▶ _DIRECTIONS FOR THIS TASK_
Set out each line from the following listing that includes the word "floor".

• • • •

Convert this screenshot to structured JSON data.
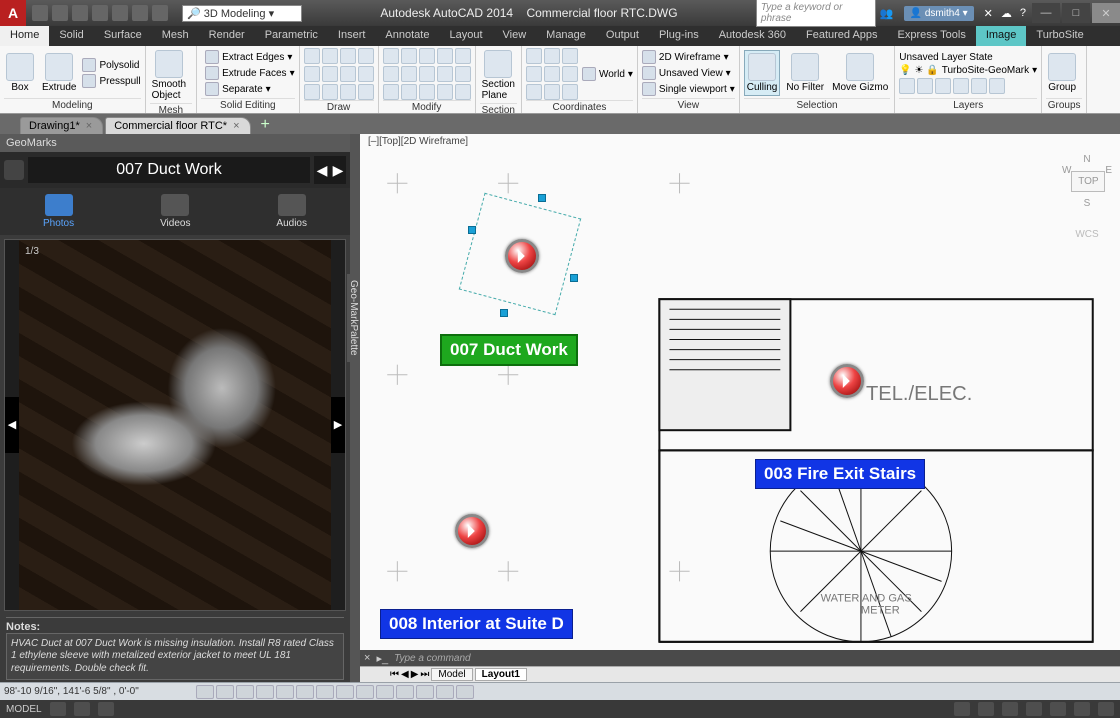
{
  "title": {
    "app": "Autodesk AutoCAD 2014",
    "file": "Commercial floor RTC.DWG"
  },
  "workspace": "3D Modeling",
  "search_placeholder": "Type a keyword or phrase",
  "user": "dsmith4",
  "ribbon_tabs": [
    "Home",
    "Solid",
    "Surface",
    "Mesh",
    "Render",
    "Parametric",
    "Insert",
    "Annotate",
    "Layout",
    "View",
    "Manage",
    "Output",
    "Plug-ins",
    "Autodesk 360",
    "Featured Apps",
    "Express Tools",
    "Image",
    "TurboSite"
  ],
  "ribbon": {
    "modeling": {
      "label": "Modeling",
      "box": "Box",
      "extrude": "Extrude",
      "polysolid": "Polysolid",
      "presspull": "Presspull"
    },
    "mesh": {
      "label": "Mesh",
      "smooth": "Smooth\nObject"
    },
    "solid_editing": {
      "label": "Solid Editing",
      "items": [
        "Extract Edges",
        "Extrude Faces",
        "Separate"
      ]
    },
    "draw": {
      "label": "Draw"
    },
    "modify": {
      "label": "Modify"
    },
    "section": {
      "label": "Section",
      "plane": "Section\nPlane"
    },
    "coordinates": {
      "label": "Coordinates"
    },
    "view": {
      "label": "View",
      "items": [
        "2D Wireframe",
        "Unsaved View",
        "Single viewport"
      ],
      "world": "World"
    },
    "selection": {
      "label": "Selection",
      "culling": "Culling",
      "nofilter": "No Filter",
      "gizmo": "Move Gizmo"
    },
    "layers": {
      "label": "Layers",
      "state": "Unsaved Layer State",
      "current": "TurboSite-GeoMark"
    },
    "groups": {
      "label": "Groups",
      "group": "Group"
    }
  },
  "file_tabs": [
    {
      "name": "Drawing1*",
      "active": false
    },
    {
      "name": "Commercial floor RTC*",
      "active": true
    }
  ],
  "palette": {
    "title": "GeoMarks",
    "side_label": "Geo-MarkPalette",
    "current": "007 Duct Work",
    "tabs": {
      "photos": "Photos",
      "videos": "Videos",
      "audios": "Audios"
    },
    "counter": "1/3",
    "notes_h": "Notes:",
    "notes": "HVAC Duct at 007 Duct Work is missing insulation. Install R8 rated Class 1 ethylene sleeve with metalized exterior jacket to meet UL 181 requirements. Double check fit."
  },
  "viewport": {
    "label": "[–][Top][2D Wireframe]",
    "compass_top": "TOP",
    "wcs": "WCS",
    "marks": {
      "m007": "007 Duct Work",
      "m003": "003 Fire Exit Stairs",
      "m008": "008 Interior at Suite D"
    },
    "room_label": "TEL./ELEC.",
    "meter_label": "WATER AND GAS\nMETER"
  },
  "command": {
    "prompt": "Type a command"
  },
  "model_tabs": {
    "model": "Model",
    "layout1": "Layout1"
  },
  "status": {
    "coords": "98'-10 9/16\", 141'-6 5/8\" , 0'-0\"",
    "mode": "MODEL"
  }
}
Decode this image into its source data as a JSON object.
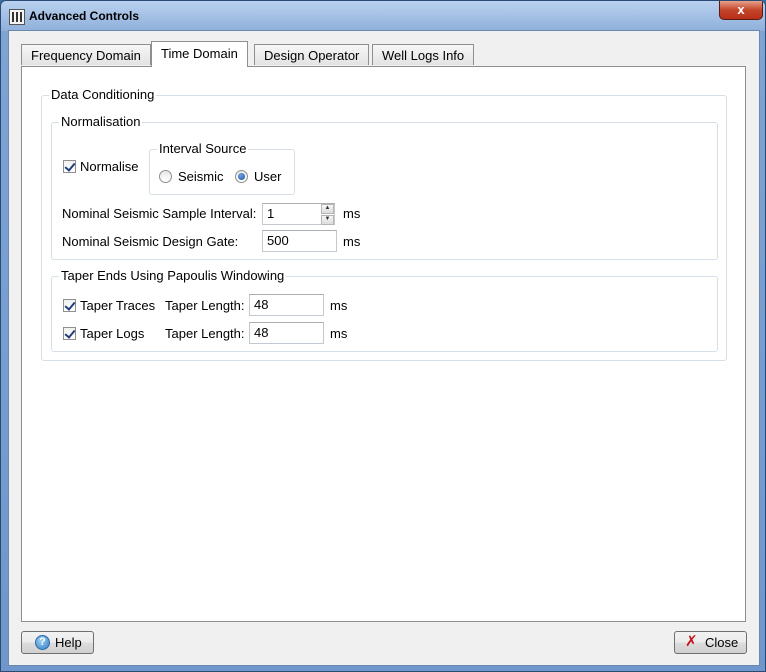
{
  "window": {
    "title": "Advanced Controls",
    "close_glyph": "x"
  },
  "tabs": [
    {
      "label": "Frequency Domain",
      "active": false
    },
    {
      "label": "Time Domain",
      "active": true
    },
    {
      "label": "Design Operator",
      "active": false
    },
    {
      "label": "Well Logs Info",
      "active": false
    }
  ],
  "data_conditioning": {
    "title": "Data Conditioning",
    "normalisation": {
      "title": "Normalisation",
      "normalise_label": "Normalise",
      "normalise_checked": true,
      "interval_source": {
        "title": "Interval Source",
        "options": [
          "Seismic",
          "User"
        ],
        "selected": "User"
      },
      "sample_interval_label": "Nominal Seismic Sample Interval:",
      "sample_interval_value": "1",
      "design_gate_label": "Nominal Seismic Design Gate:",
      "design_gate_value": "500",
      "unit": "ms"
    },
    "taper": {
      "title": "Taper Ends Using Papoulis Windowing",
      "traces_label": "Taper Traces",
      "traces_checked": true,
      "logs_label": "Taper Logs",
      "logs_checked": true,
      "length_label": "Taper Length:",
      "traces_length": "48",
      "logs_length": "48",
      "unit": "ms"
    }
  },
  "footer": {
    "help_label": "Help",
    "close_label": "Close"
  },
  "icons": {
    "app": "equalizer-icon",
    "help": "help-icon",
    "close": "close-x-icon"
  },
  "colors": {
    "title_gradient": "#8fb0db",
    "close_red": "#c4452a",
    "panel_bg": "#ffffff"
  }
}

• • • •

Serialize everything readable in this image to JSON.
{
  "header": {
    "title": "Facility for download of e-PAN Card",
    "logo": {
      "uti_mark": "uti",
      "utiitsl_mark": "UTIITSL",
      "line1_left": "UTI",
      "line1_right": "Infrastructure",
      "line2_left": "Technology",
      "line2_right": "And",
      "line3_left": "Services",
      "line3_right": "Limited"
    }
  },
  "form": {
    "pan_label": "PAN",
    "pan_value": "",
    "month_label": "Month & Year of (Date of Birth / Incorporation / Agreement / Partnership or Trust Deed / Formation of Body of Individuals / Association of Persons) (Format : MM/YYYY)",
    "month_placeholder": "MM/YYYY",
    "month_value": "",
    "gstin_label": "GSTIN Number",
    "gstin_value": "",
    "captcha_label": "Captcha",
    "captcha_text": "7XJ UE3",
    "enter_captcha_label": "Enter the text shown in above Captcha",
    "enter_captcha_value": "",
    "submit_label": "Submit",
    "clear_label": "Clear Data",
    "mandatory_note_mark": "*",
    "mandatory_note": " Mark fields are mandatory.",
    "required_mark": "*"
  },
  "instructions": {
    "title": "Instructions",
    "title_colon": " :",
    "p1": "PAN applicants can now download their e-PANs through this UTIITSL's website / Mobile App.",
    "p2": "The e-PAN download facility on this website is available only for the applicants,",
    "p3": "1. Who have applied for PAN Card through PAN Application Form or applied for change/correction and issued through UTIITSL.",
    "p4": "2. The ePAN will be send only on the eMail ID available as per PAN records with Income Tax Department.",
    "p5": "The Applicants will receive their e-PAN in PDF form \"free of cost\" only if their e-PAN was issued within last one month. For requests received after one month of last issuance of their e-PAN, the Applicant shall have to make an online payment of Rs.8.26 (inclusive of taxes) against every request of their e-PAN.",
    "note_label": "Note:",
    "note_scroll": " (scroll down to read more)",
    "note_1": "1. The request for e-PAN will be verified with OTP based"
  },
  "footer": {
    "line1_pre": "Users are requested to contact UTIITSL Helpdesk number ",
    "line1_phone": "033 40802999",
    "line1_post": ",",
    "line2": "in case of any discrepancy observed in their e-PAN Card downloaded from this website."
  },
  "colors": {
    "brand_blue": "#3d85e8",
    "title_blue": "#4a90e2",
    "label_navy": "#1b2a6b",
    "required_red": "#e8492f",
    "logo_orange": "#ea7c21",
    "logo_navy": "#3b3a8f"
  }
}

• • • •

▶ _TASK RESULT_
    "file": "Commercial floor RTC.DWG"
      "name": "Commercial floor RTC*",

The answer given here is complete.